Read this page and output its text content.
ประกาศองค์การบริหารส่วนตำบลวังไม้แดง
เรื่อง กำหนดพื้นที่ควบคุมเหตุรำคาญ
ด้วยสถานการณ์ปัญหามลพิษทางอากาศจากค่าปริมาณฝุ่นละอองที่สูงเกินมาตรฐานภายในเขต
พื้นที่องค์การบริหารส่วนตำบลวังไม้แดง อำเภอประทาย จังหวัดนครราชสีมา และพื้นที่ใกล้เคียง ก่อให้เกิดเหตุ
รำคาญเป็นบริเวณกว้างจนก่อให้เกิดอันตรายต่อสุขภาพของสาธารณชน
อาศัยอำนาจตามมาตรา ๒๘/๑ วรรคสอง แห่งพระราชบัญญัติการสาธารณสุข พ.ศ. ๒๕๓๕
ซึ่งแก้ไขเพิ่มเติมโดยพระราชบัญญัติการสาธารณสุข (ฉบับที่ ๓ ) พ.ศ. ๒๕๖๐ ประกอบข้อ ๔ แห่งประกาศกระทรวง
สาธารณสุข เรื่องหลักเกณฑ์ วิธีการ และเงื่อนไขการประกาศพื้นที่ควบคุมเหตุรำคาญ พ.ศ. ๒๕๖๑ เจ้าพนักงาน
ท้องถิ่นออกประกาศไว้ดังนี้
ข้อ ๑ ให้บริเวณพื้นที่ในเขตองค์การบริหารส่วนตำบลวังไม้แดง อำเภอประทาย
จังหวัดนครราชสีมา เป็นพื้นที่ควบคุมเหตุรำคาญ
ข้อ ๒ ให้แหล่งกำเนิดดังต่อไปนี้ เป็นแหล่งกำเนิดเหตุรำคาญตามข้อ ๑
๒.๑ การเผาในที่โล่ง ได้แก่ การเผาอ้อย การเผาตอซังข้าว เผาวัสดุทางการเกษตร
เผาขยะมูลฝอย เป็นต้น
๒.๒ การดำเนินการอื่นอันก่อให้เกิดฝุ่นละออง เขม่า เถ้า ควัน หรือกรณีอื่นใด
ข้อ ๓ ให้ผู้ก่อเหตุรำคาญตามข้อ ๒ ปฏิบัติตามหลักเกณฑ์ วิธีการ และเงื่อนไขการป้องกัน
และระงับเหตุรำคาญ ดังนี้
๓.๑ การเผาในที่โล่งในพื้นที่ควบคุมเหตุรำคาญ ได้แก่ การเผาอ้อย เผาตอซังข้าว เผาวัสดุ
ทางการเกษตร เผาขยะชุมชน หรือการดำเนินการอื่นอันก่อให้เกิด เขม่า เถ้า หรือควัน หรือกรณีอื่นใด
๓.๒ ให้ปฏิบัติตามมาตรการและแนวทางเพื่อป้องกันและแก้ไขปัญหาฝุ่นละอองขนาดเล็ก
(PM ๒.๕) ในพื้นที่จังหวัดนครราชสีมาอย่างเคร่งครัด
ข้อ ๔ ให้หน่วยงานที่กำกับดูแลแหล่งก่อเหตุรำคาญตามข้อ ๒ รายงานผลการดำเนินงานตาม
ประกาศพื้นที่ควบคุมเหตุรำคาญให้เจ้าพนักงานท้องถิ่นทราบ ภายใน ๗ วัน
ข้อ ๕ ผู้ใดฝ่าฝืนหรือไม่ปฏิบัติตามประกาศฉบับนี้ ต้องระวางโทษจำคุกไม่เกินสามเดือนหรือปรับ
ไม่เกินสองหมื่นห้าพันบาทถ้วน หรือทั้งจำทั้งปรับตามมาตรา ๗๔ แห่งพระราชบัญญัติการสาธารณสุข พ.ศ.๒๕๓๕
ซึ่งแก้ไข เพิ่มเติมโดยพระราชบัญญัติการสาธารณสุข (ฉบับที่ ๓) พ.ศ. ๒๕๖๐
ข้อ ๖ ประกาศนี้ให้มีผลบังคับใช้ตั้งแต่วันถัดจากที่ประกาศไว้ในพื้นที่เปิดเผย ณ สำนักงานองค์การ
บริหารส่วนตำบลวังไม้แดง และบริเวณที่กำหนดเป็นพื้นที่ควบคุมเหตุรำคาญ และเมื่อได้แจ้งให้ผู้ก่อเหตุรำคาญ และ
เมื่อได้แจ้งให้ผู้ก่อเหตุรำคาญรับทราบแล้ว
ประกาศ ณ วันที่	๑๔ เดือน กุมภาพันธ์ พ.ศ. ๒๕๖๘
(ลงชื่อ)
###
- **PROBLEM REQUIREMENTS**:
Extract every line containing the string "วนตำบลว" from the material.

- **EXERCISE SOLUTION**:
ประกาศองค์การบริหารส่วนตำบลวังไม้แดง
พื้นที่องค์การบริหารส่วนตำบลวังไม้แดง อำเภอประทาย จังหวัดนครราชสีมา และพื้นที่ใกล้เคียง ก่อให้เกิดเหตุ
ข้อ ๑ ให้บริเวณพื้นที่ในเขตองค์การบริหารส่วนตำบลวังไม้แดง อำเภอประทาย
บริหารส่วนตำบลวังไม้แดง และบริเวณที่กำหนดเป็นพื้นที่ควบคุมเหตุรำคาญ และเมื่อได้แจ้งให้ผู้ก่อเหตุรำคาญ และ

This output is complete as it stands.